▸ **Problem to solve**: Reproduce this listing in full.
=======
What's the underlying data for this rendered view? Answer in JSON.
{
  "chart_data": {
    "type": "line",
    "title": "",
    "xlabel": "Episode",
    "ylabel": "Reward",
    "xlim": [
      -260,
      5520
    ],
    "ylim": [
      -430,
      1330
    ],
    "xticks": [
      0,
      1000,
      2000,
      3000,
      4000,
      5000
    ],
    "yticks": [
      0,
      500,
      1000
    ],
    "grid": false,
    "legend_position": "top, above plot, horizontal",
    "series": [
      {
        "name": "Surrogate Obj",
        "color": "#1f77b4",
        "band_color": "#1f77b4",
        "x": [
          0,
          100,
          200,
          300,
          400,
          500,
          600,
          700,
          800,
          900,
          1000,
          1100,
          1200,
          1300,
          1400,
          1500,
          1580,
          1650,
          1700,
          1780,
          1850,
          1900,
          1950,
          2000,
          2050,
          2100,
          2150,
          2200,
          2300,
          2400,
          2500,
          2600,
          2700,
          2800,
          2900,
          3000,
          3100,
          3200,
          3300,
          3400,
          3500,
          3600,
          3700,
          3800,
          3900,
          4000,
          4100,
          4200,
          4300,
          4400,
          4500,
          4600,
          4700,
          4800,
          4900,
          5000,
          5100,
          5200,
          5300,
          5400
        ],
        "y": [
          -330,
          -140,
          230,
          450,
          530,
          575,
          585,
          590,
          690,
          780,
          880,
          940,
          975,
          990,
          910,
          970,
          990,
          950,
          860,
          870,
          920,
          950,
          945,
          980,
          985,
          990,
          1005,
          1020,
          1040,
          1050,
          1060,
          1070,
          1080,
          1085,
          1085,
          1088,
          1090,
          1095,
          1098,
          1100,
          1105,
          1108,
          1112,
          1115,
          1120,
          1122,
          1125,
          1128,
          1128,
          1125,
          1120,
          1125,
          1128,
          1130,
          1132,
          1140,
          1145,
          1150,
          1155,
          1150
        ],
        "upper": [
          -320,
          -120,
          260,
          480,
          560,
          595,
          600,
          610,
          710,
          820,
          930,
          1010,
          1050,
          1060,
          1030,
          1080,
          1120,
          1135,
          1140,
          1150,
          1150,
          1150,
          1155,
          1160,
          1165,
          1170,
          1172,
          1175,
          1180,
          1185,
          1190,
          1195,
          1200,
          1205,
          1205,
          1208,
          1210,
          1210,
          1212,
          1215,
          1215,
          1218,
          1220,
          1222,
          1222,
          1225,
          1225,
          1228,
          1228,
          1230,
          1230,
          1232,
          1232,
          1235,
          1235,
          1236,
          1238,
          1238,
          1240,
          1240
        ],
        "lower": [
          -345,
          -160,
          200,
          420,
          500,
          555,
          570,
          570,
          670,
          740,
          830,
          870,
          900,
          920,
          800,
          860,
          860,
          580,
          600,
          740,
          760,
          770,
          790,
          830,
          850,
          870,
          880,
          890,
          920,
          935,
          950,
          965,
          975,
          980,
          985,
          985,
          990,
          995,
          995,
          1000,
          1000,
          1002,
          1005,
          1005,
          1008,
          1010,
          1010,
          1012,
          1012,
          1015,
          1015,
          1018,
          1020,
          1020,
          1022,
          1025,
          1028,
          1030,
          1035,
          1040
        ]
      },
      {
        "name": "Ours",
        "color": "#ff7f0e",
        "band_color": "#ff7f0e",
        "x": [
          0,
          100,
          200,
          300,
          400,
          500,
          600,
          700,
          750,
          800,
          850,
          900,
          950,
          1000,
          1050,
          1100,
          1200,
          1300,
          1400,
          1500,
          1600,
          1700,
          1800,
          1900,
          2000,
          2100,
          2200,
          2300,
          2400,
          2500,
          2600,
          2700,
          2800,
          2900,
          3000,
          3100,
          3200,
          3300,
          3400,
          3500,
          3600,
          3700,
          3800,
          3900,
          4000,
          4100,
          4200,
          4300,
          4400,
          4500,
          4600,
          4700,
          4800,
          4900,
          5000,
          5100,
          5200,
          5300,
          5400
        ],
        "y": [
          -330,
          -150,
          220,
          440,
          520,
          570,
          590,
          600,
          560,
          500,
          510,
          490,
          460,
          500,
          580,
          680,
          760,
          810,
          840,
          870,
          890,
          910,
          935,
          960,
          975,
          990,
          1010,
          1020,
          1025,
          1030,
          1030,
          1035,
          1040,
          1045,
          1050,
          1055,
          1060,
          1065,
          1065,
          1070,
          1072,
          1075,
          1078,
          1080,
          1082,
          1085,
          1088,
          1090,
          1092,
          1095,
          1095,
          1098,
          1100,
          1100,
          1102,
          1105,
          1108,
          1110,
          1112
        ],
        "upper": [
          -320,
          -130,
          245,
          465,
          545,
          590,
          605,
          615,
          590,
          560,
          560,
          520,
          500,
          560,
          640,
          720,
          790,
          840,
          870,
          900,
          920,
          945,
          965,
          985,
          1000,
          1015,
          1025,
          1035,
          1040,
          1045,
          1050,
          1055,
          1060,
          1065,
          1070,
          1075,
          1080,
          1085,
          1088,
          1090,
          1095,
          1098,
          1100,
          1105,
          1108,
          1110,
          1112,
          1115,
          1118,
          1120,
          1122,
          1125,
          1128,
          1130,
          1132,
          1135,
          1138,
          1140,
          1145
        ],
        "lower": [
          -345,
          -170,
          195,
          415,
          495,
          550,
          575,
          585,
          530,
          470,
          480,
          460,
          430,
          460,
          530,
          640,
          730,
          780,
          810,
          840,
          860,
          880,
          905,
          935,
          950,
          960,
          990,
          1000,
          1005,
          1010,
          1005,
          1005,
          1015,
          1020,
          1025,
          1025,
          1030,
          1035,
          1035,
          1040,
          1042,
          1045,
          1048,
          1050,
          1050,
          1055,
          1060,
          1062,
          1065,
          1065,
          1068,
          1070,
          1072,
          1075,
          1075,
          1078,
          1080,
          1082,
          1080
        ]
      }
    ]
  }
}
=======
▸ **Solution below**:
What's the underlying data for this rendered view? Answer in JSON.
{
  "chart_data": {
    "type": "line",
    "title": "",
    "xlabel": "Episode",
    "ylabel": "Reward",
    "xlim": [
      -260,
      5520
    ],
    "ylim": [
      -430,
      1330
    ],
    "xticks": [
      0,
      1000,
      2000,
      3000,
      4000,
      5000
    ],
    "yticks": [
      0,
      500,
      1000
    ],
    "grid": false,
    "legend_position": "top, above plot, horizontal",
    "series": [
      {
        "name": "Surrogate Obj",
        "color": "#1f77b4",
        "band_color": "#1f77b4",
        "x": [
          0,
          100,
          200,
          300,
          400,
          500,
          600,
          700,
          800,
          900,
          1000,
          1100,
          1200,
          1300,
          1400,
          1500,
          1580,
          1650,
          1700,
          1780,
          1850,
          1900,
          1950,
          2000,
          2050,
          2100,
          2150,
          2200,
          2300,
          2400,
          2500,
          2600,
          2700,
          2800,
          2900,
          3000,
          3100,
          3200,
          3300,
          3400,
          3500,
          3600,
          3700,
          3800,
          3900,
          4000,
          4100,
          4200,
          4300,
          4400,
          4500,
          4600,
          4700,
          4800,
          4900,
          5000,
          5100,
          5200,
          5300,
          5400
        ],
        "y": [
          -330,
          -140,
          230,
          450,
          530,
          575,
          585,
          590,
          690,
          780,
          880,
          940,
          975,
          990,
          910,
          970,
          990,
          950,
          860,
          870,
          920,
          950,
          945,
          980,
          985,
          990,
          1005,
          1020,
          1040,
          1050,
          1060,
          1070,
          1080,
          1085,
          1085,
          1088,
          1090,
          1095,
          1098,
          1100,
          1105,
          1108,
          1112,
          1115,
          1120,
          1122,
          1125,
          1128,
          1128,
          1125,
          1120,
          1125,
          1128,
          1130,
          1132,
          1140,
          1145,
          1150,
          1155,
          1150
        ],
        "upper": [
          -320,
          -120,
          260,
          480,
          560,
          595,
          600,
          610,
          710,
          820,
          930,
          1010,
          1050,
          1060,
          1030,
          1080,
          1120,
          1135,
          1140,
          1150,
          1150,
          1150,
          1155,
          1160,
          1165,
          1170,
          1172,
          1175,
          1180,
          1185,
          1190,
          1195,
          1200,
          1205,
          1205,
          1208,
          1210,
          1210,
          1212,
          1215,
          1215,
          1218,
          1220,
          1222,
          1222,
          1225,
          1225,
          1228,
          1228,
          1230,
          1230,
          1232,
          1232,
          1235,
          1235,
          1236,
          1238,
          1238,
          1240,
          1240
        ],
        "lower": [
          -345,
          -160,
          200,
          420,
          500,
          555,
          570,
          570,
          670,
          740,
          830,
          870,
          900,
          920,
          800,
          860,
          860,
          580,
          600,
          740,
          760,
          770,
          790,
          830,
          850,
          870,
          880,
          890,
          920,
          935,
          950,
          965,
          975,
          980,
          985,
          985,
          990,
          995,
          995,
          1000,
          1000,
          1002,
          1005,
          1005,
          1008,
          1010,
          1010,
          1012,
          1012,
          1015,
          1015,
          1018,
          1020,
          1020,
          1022,
          1025,
          1028,
          1030,
          1035,
          1040
        ]
      },
      {
        "name": "Ours",
        "color": "#ff7f0e",
        "band_color": "#ff7f0e",
        "x": [
          0,
          100,
          200,
          300,
          400,
          500,
          600,
          700,
          750,
          800,
          850,
          900,
          950,
          1000,
          1050,
          1100,
          1200,
          1300,
          1400,
          1500,
          1600,
          1700,
          1800,
          1900,
          2000,
          2100,
          2200,
          2300,
          2400,
          2500,
          2600,
          2700,
          2800,
          2900,
          3000,
          3100,
          3200,
          3300,
          3400,
          3500,
          3600,
          3700,
          3800,
          3900,
          4000,
          4100,
          4200,
          4300,
          4400,
          4500,
          4600,
          4700,
          4800,
          4900,
          5000,
          5100,
          5200,
          5300,
          5400
        ],
        "y": [
          -330,
          -150,
          220,
          440,
          520,
          570,
          590,
          600,
          560,
          500,
          510,
          490,
          460,
          500,
          580,
          680,
          760,
          810,
          840,
          870,
          890,
          910,
          935,
          960,
          975,
          990,
          1010,
          1020,
          1025,
          1030,
          1030,
          1035,
          1040,
          1045,
          1050,
          1055,
          1060,
          1065,
          1065,
          1070,
          1072,
          1075,
          1078,
          1080,
          1082,
          1085,
          1088,
          1090,
          1092,
          1095,
          1095,
          1098,
          1100,
          1100,
          1102,
          1105,
          1108,
          1110,
          1112
        ],
        "upper": [
          -320,
          -130,
          245,
          465,
          545,
          590,
          605,
          615,
          590,
          560,
          560,
          520,
          500,
          560,
          640,
          720,
          790,
          840,
          870,
          900,
          920,
          945,
          965,
          985,
          1000,
          1015,
          1025,
          1035,
          1040,
          1045,
          1050,
          1055,
          1060,
          1065,
          1070,
          1075,
          1080,
          1085,
          1088,
          1090,
          1095,
          1098,
          1100,
          1105,
          1108,
          1110,
          1112,
          1115,
          1118,
          1120,
          1122,
          1125,
          1128,
          1130,
          1132,
          1135,
          1138,
          1140,
          1145
        ],
        "lower": [
          -345,
          -170,
          195,
          415,
          495,
          550,
          575,
          585,
          530,
          470,
          480,
          460,
          430,
          460,
          530,
          640,
          730,
          780,
          810,
          840,
          860,
          880,
          905,
          935,
          950,
          960,
          990,
          1000,
          1005,
          1010,
          1005,
          1005,
          1015,
          1020,
          1025,
          1025,
          1030,
          1035,
          1035,
          1040,
          1042,
          1045,
          1048,
          1050,
          1050,
          1055,
          1060,
          1062,
          1065,
          1065,
          1068,
          1070,
          1072,
          1075,
          1075,
          1078,
          1080,
          1082,
          1080
        ]
      }
    ]
  }
}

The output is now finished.